> [DESCRIPTION OF THE TASK] Check each line of the records below and collect those holding "color".

Records about charts and figures
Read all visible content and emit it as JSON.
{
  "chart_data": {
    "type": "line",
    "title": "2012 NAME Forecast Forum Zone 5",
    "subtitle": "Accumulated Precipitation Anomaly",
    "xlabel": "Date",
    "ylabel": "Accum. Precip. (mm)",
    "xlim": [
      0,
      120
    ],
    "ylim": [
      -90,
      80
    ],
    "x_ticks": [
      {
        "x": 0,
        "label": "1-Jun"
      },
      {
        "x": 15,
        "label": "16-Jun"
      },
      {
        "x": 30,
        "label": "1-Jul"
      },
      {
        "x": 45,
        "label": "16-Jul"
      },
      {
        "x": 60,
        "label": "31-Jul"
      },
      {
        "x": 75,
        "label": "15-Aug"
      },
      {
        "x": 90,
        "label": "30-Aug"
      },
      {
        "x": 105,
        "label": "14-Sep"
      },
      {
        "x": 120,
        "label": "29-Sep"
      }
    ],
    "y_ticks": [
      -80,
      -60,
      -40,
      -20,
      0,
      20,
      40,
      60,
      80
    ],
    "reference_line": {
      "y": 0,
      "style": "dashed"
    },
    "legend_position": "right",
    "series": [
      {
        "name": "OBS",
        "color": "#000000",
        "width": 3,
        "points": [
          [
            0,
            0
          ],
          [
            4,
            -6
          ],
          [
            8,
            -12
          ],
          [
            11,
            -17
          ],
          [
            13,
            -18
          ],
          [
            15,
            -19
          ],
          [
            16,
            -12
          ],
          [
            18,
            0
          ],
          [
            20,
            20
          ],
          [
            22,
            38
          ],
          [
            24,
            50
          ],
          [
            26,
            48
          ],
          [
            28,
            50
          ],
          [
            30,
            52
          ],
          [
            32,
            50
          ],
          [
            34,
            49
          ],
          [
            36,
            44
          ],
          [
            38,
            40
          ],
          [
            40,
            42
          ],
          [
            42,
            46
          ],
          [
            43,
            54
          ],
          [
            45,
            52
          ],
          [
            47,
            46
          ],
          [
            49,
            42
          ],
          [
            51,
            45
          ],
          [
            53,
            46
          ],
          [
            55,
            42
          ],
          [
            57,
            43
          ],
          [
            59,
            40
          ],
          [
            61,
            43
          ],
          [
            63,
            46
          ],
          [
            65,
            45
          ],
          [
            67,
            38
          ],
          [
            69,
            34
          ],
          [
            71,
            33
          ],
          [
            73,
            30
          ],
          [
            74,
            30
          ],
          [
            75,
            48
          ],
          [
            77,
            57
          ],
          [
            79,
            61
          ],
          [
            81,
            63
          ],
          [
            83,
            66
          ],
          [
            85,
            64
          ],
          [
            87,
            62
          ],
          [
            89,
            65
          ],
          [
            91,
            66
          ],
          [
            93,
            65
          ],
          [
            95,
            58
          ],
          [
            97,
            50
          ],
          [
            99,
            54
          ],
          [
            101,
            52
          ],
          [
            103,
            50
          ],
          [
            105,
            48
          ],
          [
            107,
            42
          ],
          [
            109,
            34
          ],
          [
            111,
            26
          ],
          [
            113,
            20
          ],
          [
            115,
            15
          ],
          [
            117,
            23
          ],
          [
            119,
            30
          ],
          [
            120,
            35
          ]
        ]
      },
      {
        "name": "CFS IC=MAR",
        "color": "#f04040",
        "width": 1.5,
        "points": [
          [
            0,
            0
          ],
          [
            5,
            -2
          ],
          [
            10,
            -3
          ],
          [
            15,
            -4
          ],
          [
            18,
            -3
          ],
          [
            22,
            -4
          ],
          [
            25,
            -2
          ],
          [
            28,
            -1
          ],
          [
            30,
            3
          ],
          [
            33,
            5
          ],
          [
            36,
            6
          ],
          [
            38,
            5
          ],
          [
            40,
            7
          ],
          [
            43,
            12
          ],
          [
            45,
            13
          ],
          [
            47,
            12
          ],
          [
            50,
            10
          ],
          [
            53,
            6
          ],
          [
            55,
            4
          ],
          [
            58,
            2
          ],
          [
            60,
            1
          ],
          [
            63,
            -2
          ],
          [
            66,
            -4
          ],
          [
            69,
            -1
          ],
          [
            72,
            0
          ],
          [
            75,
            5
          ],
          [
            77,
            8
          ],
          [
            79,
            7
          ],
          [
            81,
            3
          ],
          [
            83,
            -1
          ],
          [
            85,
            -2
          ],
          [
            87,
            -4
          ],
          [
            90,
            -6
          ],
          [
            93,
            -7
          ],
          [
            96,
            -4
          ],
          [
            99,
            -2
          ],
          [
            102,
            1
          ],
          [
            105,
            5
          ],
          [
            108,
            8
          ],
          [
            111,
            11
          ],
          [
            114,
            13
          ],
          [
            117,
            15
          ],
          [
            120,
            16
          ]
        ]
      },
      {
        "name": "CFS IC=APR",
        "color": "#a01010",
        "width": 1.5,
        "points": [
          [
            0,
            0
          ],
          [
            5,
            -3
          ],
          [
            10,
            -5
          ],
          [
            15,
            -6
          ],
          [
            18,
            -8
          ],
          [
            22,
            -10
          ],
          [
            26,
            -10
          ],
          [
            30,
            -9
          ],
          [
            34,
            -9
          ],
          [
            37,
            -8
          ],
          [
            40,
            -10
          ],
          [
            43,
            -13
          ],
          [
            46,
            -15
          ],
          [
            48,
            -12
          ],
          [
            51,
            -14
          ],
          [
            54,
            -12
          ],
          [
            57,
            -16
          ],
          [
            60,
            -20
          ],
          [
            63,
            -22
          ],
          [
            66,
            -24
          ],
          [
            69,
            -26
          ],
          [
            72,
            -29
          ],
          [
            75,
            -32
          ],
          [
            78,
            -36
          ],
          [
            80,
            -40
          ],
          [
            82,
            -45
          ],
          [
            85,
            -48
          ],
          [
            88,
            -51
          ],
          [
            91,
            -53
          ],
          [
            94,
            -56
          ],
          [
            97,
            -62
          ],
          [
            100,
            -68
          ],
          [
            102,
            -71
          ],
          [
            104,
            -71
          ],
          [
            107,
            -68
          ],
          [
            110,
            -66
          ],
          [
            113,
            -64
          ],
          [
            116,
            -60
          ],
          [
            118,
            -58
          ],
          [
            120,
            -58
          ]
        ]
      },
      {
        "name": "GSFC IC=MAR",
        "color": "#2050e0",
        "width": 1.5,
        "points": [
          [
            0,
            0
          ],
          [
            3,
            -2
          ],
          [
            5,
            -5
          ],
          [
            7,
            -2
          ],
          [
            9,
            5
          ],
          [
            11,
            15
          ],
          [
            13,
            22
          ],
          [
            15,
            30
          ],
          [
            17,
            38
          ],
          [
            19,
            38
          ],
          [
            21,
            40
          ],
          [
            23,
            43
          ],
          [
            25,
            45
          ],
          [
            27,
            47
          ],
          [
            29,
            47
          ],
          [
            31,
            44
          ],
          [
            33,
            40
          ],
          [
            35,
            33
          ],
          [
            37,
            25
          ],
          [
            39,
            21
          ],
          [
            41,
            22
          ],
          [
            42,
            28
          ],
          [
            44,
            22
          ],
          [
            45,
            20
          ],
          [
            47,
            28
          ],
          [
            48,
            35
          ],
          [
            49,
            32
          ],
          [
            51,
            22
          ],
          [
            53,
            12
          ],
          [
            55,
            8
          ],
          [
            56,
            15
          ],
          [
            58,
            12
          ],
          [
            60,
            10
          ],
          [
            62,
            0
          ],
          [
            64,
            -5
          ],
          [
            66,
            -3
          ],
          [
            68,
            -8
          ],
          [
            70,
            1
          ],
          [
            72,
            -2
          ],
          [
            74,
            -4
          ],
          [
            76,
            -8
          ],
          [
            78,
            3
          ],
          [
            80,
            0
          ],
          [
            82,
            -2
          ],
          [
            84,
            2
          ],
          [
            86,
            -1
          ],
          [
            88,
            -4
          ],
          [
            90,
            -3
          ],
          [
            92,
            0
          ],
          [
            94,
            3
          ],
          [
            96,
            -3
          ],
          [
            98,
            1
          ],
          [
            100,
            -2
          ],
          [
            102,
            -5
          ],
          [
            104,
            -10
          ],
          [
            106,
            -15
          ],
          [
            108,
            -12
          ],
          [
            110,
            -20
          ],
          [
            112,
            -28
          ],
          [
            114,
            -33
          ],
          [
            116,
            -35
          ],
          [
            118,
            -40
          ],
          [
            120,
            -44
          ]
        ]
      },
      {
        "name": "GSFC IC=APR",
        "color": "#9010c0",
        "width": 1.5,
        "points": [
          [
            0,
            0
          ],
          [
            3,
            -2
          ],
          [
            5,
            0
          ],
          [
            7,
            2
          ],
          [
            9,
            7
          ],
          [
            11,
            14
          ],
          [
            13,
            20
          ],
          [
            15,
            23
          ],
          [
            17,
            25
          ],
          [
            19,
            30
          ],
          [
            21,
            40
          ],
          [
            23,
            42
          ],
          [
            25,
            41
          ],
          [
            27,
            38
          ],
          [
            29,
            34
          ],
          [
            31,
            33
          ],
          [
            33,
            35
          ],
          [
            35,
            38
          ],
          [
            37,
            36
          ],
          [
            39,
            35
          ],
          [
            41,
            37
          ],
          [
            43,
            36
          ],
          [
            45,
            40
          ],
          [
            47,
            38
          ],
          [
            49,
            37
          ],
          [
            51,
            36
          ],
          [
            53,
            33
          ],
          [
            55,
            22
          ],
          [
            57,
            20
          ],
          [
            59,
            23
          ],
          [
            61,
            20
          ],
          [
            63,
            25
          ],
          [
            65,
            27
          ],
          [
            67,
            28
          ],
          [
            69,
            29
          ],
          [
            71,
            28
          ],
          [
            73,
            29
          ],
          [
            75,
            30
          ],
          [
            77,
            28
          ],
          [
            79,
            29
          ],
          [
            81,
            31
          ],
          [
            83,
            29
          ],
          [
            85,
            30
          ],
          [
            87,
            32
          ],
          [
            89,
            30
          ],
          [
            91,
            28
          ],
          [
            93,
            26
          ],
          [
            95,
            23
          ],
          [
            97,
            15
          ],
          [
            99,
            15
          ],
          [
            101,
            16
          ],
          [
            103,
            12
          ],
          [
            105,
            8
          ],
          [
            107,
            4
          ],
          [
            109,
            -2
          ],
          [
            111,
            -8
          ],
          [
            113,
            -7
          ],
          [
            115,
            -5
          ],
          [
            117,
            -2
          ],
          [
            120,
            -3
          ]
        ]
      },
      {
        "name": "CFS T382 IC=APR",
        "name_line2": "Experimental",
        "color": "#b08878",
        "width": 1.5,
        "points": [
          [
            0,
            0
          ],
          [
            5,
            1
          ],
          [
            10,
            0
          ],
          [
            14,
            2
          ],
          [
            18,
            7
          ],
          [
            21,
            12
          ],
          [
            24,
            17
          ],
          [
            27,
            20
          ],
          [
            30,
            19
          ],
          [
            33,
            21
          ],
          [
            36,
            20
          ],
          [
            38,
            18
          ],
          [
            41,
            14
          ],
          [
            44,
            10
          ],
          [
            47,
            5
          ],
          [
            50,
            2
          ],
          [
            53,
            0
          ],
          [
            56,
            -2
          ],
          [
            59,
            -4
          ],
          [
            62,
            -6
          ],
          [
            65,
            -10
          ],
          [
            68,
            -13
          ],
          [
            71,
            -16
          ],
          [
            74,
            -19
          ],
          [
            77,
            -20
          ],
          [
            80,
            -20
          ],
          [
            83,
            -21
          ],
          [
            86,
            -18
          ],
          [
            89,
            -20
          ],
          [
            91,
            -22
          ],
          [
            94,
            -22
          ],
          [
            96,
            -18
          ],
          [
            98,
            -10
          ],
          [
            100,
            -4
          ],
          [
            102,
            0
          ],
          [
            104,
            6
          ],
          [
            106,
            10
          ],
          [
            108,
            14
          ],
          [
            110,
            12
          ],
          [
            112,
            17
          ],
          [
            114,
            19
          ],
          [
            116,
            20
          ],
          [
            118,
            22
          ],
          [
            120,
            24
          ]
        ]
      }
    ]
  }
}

> [RESULT]
        "color": "#000000",
        "color": "#f04040",
        "color": "#a01010",
        "color": "#2050e0",
        "color": "#9010c0",
        "color": "#b08878",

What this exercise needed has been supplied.